# Supplied records
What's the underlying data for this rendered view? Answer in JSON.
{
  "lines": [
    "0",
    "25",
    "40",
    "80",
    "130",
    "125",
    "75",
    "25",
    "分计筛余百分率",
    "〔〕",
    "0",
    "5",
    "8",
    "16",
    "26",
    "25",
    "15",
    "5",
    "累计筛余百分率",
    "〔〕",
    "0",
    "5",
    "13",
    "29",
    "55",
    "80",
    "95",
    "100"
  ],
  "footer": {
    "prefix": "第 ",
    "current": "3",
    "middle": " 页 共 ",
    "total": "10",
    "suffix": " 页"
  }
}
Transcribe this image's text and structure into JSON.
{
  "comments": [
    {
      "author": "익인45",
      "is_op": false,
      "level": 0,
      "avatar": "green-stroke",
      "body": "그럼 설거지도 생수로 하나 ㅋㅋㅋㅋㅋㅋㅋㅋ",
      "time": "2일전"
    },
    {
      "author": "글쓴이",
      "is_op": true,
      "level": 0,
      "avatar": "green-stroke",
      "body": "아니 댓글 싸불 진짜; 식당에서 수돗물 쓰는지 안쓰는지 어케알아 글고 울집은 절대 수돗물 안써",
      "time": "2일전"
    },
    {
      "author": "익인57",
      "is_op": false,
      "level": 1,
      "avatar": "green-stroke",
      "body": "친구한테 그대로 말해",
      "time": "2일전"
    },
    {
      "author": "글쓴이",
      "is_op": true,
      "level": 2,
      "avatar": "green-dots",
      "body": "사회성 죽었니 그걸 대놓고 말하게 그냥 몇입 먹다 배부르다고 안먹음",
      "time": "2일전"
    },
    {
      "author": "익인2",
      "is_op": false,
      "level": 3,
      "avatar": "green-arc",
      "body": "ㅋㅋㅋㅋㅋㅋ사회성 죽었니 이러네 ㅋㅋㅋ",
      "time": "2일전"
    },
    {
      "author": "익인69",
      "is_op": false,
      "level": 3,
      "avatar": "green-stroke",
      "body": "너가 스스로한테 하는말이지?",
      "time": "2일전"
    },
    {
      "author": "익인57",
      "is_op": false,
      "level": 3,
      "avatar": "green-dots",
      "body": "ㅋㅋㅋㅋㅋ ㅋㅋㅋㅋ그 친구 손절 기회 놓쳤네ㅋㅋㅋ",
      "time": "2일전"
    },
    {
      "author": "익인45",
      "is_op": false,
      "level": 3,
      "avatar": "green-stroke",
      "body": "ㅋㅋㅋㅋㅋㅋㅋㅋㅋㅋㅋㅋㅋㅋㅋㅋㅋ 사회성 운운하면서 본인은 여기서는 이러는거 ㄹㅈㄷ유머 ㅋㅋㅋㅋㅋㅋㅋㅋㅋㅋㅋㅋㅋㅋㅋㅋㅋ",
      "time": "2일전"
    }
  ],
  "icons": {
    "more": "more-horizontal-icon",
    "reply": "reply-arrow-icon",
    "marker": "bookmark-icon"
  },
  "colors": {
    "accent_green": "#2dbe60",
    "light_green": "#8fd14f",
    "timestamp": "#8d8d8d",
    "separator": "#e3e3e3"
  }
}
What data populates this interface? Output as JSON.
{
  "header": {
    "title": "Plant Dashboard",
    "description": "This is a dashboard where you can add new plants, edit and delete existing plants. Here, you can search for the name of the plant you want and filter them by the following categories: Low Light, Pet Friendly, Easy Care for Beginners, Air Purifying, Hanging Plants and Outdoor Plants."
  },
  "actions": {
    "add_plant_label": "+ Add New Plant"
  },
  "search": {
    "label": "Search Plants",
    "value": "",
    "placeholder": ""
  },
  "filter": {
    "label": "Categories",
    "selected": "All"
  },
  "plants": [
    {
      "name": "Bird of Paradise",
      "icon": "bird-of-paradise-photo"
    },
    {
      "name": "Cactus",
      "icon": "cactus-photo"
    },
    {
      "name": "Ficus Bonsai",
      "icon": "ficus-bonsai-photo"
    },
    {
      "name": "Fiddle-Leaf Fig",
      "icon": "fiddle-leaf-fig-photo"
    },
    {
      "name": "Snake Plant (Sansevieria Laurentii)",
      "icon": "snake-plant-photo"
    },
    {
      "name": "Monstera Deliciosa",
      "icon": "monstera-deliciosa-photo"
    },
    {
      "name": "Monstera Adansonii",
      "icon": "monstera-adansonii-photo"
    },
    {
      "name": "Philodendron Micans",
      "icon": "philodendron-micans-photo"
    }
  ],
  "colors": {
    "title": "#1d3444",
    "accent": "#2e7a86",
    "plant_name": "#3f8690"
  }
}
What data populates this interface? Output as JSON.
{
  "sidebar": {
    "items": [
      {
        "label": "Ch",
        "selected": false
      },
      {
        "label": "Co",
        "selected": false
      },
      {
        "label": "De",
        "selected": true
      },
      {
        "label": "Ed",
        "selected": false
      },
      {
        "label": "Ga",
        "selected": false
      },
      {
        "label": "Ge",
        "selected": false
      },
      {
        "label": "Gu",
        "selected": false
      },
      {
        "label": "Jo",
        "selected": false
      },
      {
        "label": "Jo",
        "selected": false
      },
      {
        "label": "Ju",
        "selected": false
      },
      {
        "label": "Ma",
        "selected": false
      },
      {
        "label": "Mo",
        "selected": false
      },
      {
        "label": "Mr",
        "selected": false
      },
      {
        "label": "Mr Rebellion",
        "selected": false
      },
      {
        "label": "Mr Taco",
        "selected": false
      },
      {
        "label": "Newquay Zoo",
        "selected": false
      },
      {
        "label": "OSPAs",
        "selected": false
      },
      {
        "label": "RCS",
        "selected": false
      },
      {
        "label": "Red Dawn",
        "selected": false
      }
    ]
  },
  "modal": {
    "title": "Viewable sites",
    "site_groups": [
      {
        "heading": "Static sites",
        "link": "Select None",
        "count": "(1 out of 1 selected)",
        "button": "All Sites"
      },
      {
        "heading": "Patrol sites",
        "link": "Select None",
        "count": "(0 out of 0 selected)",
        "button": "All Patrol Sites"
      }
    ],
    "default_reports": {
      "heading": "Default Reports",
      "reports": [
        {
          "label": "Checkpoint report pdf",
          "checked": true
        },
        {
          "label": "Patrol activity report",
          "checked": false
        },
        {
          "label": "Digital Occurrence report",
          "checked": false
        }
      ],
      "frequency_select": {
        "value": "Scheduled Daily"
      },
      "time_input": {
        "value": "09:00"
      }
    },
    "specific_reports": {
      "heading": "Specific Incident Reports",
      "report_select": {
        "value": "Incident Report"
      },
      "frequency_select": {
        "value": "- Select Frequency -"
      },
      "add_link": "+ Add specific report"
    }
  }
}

# The task
Print out the whole listing exactly as it appears.

# Solution to the exercise
What's the underlying data for this rendered view? Answer in JSON.
{
  "lines": [
    "0",
    "25",
    "40",
    "80",
    "130",
    "125",
    "75",
    "25",
    "分计筛余百分率",
    "〔〕",
    "0",
    "5",
    "8",
    "16",
    "26",
    "25",
    "15",
    "5",
    "累计筛余百分率",
    "〔〕",
    "0",
    "5",
    "13",
    "29",
    "55",
    "80",
    "95",
    "100"
  ],
  "footer": {
    "prefix": "第 ",
    "current": "3",
    "middle": " 页 共 ",
    "total": "10",
    "suffix": " 页"
  }
}
Transcribe this image's text and structure into JSON.
{
  "comments": [
    {
      "author": "익인45",
      "is_op": false,
      "level": 0,
      "avatar": "green-stroke",
      "body": "그럼 설거지도 생수로 하나 ㅋㅋㅋㅋㅋㅋㅋㅋ",
      "time": "2일전"
    },
    {
      "author": "글쓴이",
      "is_op": true,
      "level": 0,
      "avatar": "green-stroke",
      "body": "아니 댓글 싸불 진짜; 식당에서 수돗물 쓰는지 안쓰는지 어케알아 글고 울집은 절대 수돗물 안써",
      "time": "2일전"
    },
    {
      "author": "익인57",
      "is_op": false,
      "level": 1,
      "avatar": "green-stroke",
      "body": "친구한테 그대로 말해",
      "time": "2일전"
    },
    {
      "author": "글쓴이",
      "is_op": true,
      "level": 2,
      "avatar": "green-dots",
      "body": "사회성 죽었니 그걸 대놓고 말하게 그냥 몇입 먹다 배부르다고 안먹음",
      "time": "2일전"
    },
    {
      "author": "익인2",
      "is_op": false,
      "level": 3,
      "avatar": "green-arc",
      "body": "ㅋㅋㅋㅋㅋㅋ사회성 죽었니 이러네 ㅋㅋㅋ",
      "time": "2일전"
    },
    {
      "author": "익인69",
      "is_op": false,
      "level": 3,
      "avatar": "green-stroke",
      "body": "너가 스스로한테 하는말이지?",
      "time": "2일전"
    },
    {
      "author": "익인57",
      "is_op": false,
      "level": 3,
      "avatar": "green-dots",
      "body": "ㅋㅋㅋㅋㅋ ㅋㅋㅋㅋ그 친구 손절 기회 놓쳤네ㅋㅋㅋ",
      "time": "2일전"
    },
    {
      "author": "익인45",
      "is_op": false,
      "level": 3,
      "avatar": "green-stroke",
      "body": "ㅋㅋㅋㅋㅋㅋㅋㅋㅋㅋㅋㅋㅋㅋㅋㅋㅋ 사회성 운운하면서 본인은 여기서는 이러는거 ㄹㅈㄷ유머 ㅋㅋㅋㅋㅋㅋㅋㅋㅋㅋㅋㅋㅋㅋㅋㅋㅋ",
      "time": "2일전"
    }
  ],
  "icons": {
    "more": "more-horizontal-icon",
    "reply": "reply-arrow-icon",
    "marker": "bookmark-icon"
  },
  "colors": {
    "accent_green": "#2dbe60",
    "light_green": "#8fd14f",
    "timestamp": "#8d8d8d",
    "separator": "#e3e3e3"
  }
}
What data populates this interface? Output as JSON.
{
  "header": {
    "title": "Plant Dashboard",
    "description": "This is a dashboard where you can add new plants, edit and delete existing plants. Here, you can search for the name of the plant you want and filter them by the following categories: Low Light, Pet Friendly, Easy Care for Beginners, Air Purifying, Hanging Plants and Outdoor Plants."
  },
  "actions": {
    "add_plant_label": "+ Add New Plant"
  },
  "search": {
    "label": "Search Plants",
    "value": "",
    "placeholder": ""
  },
  "filter": {
    "label": "Categories",
    "selected": "All"
  },
  "plants": [
    {
      "name": "Bird of Paradise",
      "icon": "bird-of-paradise-photo"
    },
    {
      "name": "Cactus",
      "icon": "cactus-photo"
    },
    {
      "name": "Ficus Bonsai",
      "icon": "ficus-bonsai-photo"
    },
    {
      "name": "Fiddle-Leaf Fig",
      "icon": "fiddle-leaf-fig-photo"
    },
    {
      "name": "Snake Plant (Sansevieria Laurentii)",
      "icon": "snake-plant-photo"
    },
    {
      "name": "Monstera Deliciosa",
      "icon": "monstera-deliciosa-photo"
    },
    {
      "name": "Monstera Adansonii",
      "icon": "monstera-adansonii-photo"
    },
    {
      "name": "Philodendron Micans",
      "icon": "philodendron-micans-photo"
    }
  ],
  "colors": {
    "title": "#1d3444",
    "accent": "#2e7a86",
    "plant_name": "#3f8690"
  }
}
What data populates this interface? Output as JSON.
{
  "sidebar": {
    "items": [
      {
        "label": "Ch",
        "selected": false
      },
      {
        "label": "Co",
        "selected": false
      },
      {
        "label": "De",
        "selected": true
      },
      {
        "label": "Ed",
        "selected": false
      },
      {
        "label": "Ga",
        "selected": false
      },
      {
        "label": "Ge",
        "selected": false
      },
      {
        "label": "Gu",
        "selected": false
      },
      {
        "label": "Jo",
        "selected": false
      },
      {
        "label": "Jo",
        "selected": false
      },
      {
        "label": "Ju",
        "selected": false
      },
      {
        "label": "Ma",
        "selected": false
      },
      {
        "label": "Mo",
        "selected": false
      },
      {
        "label": "Mr",
        "selected": false
      },
      {
        "label": "Mr Rebellion",
        "selected": false
      },
      {
        "label": "Mr Taco",
        "selected": false
      },
      {
        "label": "Newquay Zoo",
        "selected": false
      },
      {
        "label": "OSPAs",
        "selected": false
      },
      {
        "label": "RCS",
        "selected": false
      },
      {
        "label": "Red Dawn",
        "selected": false
      }
    ]
  },
  "modal": {
    "title": "Viewable sites",
    "site_groups": [
      {
        "heading": "Static sites",
        "link": "Select None",
        "count": "(1 out of 1 selected)",
        "button": "All Sites"
      },
      {
        "heading": "Patrol sites",
        "link": "Select None",
        "count": "(0 out of 0 selected)",
        "button": "All Patrol Sites"
      }
    ],
    "default_reports": {
      "heading": "Default Reports",
      "reports": [
        {
          "label": "Checkpoint report pdf",
          "checked": true
        },
        {
          "label": "Patrol activity report",
          "checked": false
        },
        {
          "label": "Digital Occurrence report",
          "checked": false
        }
      ],
      "frequency_select": {
        "value": "Scheduled Daily"
      },
      "time_input": {
        "value": "09:00"
      }
    },
    "specific_reports": {
      "heading": "Specific Incident Reports",
      "report_select": {
        "value": "Incident Report"
      },
      "frequency_select": {
        "value": "- Select Frequency -"
      },
      "add_link": "+ Add specific report"
    }
  }
}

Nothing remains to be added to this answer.